**Dataset entries**
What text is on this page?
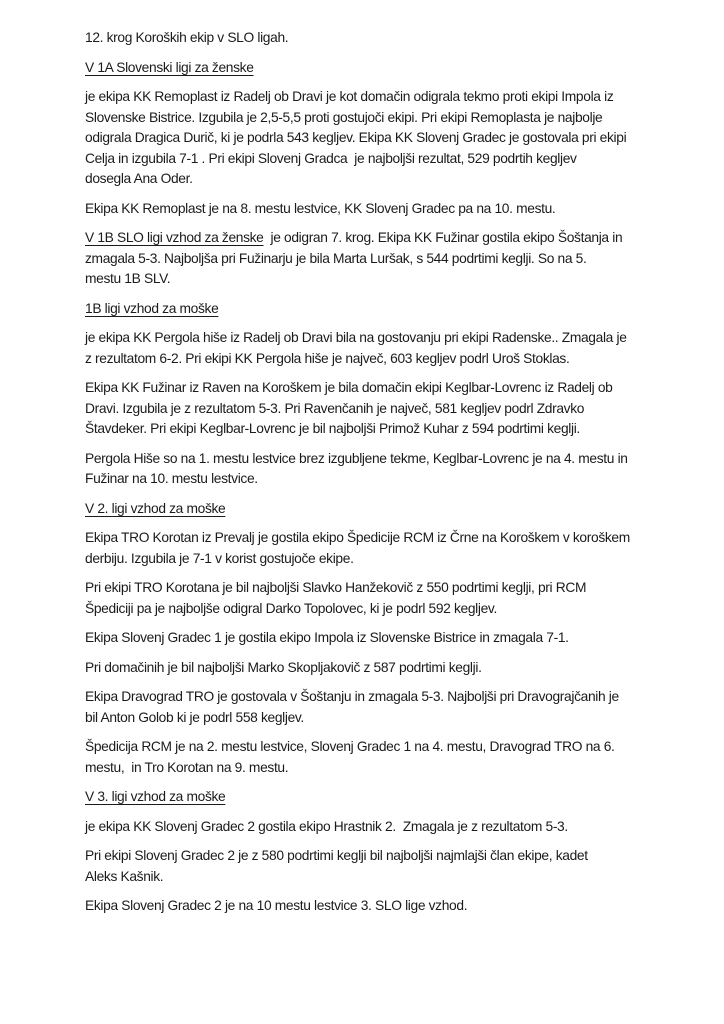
12. krog Koroških ekip v SLO ligah.

V 1A Slovenski ligi za ženske

je ekipa KK Remoplast iz Radelj ob Dravi je kot domačin odigrala tekmo proti ekipi Impola iz
Slovenske Bistrice. Izgubila je 2,5-5,5 proti gostujoči ekipi. Pri ekipi Remoplasta je najbolje
odigrala Dragica Durič, ki je podrla 543 kegljev. Ekipa KK Slovenj Gradec je gostovala pri ekipi
Celja in izgubila 7-1 . Pri ekipi Slovenj Gradca  je najboljši rezultat, 529 podrtih kegljev
dosegla Ana Oder.

Ekipa KK Remoplast je na 8. mestu lestvice, KK Slovenj Gradec pa na 10. mestu.

V 1B SLO ligi vzhod za ženske  je odigran 7. krog. Ekipa KK Fužinar gostila ekipo Šoštanja in
zmagala 5-3. Najboljša pri Fužinarju je bila Marta Luršak, s 544 podrtimi keglji. So na 5.
mestu 1B SLV.

1B ligi vzhod za moške

je ekipa KK Pergola hiše iz Radelj ob Dravi bila na gostovanju pri ekipi Radenske.. Zmagala je
z rezultatom 6-2. Pri ekipi KK Pergola hiše je največ, 603 kegljev podrl Uroš Stoklas.

Ekipa KK Fužinar iz Raven na Koroškem je bila domačin ekipi Keglbar-Lovrenc iz Radelj ob
Dravi. Izgubila je z rezultatom 5-3. Pri Ravenčanih je največ, 581 kegljev podrl Zdravko
Štavdeker. Pri ekipi Keglbar-Lovrenc je bil najboljši Primož Kuhar z 594 podrtimi keglji.

Pergola Hiše so na 1. mestu lestvice brez izgubljene tekme, Keglbar-Lovrenc je na 4. mestu in
Fužinar na 10. mestu lestvice.

V 2. ligi vzhod za moške

Ekipa TRO Korotan iz Prevalj je gostila ekipo Špedicije RCM iz Črne na Koroškem v koroškem
derbiju. Izgubila je 7-1 v korist gostujoče ekipe.

Pri ekipi TRO Korotana je bil najboljši Slavko Hanžekovič z 550 podrtimi keglji, pri RCM
Špediciji pa je najboljše odigral Darko Topolovec, ki je podrl 592 kegljev.

Ekipa Slovenj Gradec 1 je gostila ekipo Impola iz Slovenske Bistrice in zmagala 7-1.

Pri domačinih je bil najboljši Marko Skopljakovič z 587 podrtimi keglji.

Ekipa Dravograd TRO je gostovala v Šoštanju in zmagala 5-3. Najboljši pri Dravograjčanih je
bil Anton Golob ki je podrl 558 kegljev.

Špedicija RCM je na 2. mestu lestvice, Slovenj Gradec 1 na 4. mestu, Dravograd TRO na 6.
mestu,  in Tro Korotan na 9. mestu.

V 3. ligi vzhod za moške

je ekipa KK Slovenj Gradec 2 gostila ekipo Hrastnik 2.  Zmagala je z rezultatom 5-3.

Pri ekipi Slovenj Gradec 2 je z 580 podrtimi keglji bil najboljši najmlajši član ekipe, kadet
Aleks Kašnik.

Ekipa Slovenj Gradec 2 je na 10 mestu lestvice 3. SLO lige vzhod.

**WRITTEN TASK**
Copy every line in the listing above where the string "Impola" turns up.

**RESPONSE BELOW**
je ekipa KK Remoplast iz Radelj ob Dravi je kot domačin odigrala tekmo proti ekipi Impola iz
Ekipa Slovenj Gradec 1 je gostila ekipo Impola iz Slovenske Bistrice in zmagala 7-1.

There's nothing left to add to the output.